:: EXERCISE MATERIAL ::
....

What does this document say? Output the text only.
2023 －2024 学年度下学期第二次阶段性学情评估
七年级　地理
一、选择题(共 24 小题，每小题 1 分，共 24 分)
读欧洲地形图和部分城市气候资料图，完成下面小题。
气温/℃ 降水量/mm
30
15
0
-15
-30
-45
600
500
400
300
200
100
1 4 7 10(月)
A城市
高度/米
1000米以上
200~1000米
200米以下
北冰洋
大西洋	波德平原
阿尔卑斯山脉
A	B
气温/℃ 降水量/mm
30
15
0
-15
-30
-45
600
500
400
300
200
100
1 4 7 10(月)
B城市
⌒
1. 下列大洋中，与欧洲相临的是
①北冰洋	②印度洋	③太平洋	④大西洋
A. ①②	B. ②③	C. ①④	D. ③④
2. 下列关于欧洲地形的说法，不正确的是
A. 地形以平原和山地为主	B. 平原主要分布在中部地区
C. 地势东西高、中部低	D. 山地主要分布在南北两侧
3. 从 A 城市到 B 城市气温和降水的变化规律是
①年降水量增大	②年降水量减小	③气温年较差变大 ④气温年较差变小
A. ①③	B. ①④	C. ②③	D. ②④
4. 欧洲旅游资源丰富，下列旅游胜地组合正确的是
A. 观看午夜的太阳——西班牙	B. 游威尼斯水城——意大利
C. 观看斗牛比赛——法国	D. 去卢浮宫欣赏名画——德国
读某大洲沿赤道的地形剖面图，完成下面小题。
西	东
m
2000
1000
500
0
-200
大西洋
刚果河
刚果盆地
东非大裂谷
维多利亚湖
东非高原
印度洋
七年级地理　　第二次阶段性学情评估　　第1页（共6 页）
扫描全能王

....

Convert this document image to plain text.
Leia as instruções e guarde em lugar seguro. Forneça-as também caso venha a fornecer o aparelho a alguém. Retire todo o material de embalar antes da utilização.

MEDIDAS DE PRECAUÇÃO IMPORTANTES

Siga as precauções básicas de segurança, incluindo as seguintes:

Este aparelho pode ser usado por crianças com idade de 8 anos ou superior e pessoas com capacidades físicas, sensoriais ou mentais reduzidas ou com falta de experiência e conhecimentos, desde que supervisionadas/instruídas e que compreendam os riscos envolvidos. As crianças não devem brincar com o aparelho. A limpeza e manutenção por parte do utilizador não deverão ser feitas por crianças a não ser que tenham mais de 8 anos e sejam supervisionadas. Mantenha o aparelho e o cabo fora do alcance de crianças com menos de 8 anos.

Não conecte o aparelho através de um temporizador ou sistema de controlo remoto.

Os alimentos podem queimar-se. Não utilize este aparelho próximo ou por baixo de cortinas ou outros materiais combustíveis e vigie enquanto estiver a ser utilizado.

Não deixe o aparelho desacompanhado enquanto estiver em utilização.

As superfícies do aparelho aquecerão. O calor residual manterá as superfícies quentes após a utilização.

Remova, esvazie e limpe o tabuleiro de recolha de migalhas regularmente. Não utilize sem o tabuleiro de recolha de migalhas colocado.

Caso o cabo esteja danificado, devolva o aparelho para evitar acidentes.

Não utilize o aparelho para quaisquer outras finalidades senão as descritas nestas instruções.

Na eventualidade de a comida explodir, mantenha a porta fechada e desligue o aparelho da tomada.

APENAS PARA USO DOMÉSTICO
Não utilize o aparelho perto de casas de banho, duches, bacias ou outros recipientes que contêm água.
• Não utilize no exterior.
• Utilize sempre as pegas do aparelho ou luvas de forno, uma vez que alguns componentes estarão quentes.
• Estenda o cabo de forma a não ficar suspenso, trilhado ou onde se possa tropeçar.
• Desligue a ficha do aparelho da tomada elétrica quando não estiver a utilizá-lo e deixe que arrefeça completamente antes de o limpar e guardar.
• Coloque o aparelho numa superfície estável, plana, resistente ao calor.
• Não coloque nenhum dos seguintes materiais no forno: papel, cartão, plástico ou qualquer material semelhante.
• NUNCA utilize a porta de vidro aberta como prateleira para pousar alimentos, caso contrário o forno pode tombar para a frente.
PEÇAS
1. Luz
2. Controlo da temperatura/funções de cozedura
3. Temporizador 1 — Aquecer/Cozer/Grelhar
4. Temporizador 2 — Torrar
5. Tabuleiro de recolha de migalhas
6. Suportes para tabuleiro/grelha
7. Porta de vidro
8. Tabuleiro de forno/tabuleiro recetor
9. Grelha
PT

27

....

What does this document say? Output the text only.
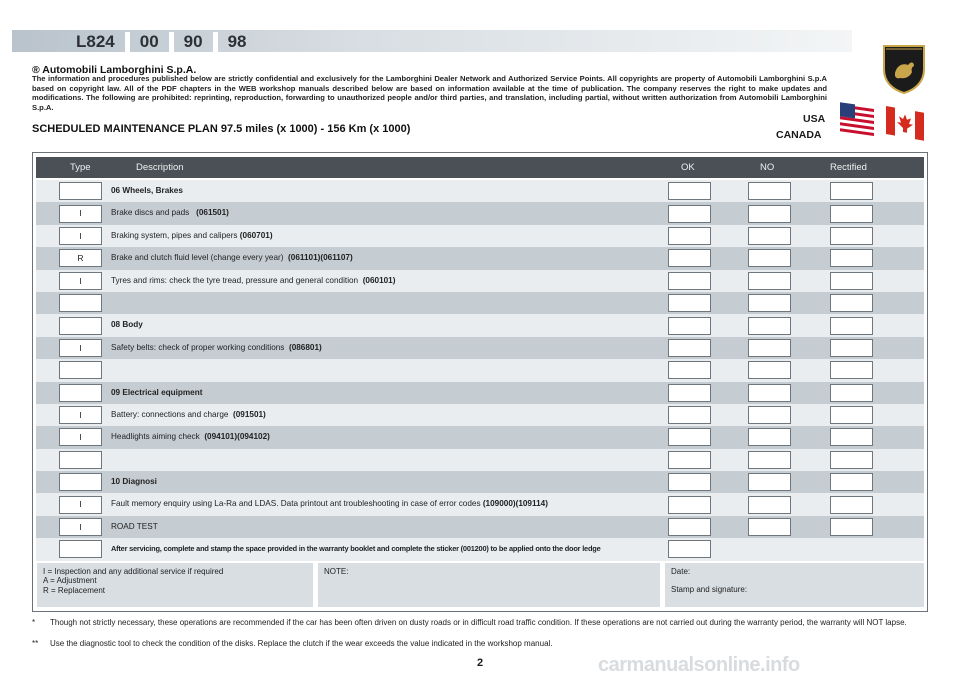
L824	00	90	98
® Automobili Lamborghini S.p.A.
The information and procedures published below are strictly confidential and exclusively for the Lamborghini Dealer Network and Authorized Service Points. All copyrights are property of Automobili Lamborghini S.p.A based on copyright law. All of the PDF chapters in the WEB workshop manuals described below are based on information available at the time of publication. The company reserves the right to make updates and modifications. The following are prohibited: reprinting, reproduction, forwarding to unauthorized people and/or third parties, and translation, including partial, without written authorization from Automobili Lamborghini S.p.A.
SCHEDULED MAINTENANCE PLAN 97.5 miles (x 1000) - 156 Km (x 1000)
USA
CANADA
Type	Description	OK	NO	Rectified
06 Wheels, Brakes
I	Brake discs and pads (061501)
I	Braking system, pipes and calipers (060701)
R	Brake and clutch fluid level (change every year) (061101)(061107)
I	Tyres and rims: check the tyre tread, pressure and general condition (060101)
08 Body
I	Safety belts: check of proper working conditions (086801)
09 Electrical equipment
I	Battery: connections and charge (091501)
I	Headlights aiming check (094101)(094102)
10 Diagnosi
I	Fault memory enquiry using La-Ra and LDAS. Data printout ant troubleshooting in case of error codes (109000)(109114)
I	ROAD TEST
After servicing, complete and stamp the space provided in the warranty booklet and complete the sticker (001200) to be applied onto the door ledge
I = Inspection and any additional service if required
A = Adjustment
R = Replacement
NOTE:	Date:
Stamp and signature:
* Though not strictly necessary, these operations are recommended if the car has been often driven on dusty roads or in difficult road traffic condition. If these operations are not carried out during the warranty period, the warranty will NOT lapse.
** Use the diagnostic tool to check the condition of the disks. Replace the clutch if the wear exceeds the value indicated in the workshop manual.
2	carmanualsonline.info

....

:: STATED TASK ::
In the listing above, locate each line with "migalhas" and copy it.

:: OUTPUT FOR THIS EXERCISE ::
Remova, esvazie e limpe o tabuleiro de recolha de migalhas regularmente. Não utilize sem o tabuleiro de recolha de migalhas colocado.
5. Tabuleiro de recolha de migalhas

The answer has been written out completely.